-- BEGIN Data entries --

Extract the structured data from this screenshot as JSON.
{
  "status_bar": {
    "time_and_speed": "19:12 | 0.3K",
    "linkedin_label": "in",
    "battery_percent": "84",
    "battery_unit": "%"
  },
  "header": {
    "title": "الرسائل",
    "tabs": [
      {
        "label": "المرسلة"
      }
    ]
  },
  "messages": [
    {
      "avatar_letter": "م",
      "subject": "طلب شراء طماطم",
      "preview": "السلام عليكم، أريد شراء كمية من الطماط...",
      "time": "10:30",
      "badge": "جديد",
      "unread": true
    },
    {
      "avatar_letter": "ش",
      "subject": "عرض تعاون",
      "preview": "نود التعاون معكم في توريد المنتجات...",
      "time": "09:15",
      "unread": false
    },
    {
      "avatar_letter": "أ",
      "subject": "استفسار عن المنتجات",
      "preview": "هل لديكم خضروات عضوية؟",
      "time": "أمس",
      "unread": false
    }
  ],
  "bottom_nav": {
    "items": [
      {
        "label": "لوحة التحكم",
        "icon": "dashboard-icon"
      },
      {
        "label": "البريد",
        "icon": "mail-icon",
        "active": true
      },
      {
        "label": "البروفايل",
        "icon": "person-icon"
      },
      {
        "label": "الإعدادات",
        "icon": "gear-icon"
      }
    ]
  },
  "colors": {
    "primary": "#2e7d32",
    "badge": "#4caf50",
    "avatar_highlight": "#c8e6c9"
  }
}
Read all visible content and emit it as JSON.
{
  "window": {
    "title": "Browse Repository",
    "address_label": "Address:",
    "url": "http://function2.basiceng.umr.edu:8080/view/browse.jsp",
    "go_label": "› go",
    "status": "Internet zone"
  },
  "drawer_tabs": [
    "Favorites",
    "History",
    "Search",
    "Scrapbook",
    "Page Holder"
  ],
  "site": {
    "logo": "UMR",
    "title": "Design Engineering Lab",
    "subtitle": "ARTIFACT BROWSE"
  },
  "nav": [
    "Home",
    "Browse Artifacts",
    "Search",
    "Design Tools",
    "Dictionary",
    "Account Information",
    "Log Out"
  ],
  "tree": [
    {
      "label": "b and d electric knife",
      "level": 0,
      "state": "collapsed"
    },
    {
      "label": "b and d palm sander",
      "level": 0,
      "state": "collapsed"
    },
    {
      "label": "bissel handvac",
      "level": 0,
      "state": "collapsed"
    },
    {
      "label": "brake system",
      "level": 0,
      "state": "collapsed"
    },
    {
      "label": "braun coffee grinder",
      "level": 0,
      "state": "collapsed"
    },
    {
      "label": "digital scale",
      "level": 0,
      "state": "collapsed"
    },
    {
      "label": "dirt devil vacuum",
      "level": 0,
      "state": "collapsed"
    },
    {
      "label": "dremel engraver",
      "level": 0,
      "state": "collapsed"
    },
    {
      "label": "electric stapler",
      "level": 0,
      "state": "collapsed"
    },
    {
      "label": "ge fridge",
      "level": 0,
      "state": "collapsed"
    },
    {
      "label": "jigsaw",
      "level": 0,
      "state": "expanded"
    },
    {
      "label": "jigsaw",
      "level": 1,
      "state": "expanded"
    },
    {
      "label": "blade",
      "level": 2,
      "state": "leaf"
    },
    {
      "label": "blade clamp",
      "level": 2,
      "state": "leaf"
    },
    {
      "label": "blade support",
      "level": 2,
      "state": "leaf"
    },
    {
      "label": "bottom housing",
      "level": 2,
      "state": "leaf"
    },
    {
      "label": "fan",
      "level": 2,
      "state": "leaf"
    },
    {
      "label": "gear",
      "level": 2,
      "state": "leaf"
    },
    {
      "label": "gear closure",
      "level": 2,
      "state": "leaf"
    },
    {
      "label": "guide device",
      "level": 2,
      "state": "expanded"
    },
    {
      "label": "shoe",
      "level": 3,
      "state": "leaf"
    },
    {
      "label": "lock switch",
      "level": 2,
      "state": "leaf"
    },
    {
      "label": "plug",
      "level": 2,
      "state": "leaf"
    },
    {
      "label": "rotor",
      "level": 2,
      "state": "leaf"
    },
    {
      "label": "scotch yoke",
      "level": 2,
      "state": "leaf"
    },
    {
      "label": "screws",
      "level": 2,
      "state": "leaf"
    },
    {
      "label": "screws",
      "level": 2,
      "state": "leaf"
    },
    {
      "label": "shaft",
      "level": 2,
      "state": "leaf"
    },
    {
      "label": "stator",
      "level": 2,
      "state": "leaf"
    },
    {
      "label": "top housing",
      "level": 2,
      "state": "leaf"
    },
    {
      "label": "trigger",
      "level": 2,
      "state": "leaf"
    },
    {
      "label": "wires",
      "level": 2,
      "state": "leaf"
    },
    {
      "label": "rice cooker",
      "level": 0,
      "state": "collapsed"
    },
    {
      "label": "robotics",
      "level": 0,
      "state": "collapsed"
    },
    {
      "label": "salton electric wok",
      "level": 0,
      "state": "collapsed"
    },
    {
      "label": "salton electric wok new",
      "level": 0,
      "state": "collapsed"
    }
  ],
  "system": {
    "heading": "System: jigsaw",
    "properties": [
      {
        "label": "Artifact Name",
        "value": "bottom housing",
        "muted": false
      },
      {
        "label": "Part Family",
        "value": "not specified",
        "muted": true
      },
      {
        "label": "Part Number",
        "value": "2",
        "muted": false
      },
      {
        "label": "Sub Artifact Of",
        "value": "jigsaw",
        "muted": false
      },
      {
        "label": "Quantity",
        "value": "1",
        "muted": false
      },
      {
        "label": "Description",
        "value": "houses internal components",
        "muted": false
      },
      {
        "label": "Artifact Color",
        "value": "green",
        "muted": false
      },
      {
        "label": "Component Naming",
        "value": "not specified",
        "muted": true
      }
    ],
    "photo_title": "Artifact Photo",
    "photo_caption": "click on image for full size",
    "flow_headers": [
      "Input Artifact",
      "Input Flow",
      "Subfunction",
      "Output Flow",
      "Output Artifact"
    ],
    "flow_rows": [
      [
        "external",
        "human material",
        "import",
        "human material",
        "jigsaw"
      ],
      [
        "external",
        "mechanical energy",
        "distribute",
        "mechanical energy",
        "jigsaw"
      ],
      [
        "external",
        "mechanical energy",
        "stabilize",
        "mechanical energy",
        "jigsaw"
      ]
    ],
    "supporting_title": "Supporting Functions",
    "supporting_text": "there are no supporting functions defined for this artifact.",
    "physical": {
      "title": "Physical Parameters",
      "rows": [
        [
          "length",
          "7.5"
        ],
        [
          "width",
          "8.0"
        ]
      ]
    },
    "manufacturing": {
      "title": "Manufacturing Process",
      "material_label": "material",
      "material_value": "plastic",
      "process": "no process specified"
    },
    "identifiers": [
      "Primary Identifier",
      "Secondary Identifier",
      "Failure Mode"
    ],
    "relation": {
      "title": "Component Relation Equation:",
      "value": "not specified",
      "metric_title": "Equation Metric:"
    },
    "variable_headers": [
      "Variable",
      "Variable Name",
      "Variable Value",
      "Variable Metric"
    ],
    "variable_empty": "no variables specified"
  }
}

-- END Data entries --

**The exercise:**
Search the lines above for the string "Metric", then show every one that has it.

**Reply to the task:**
      "metric_title": "Equation Metric:"
      "Variable Metric"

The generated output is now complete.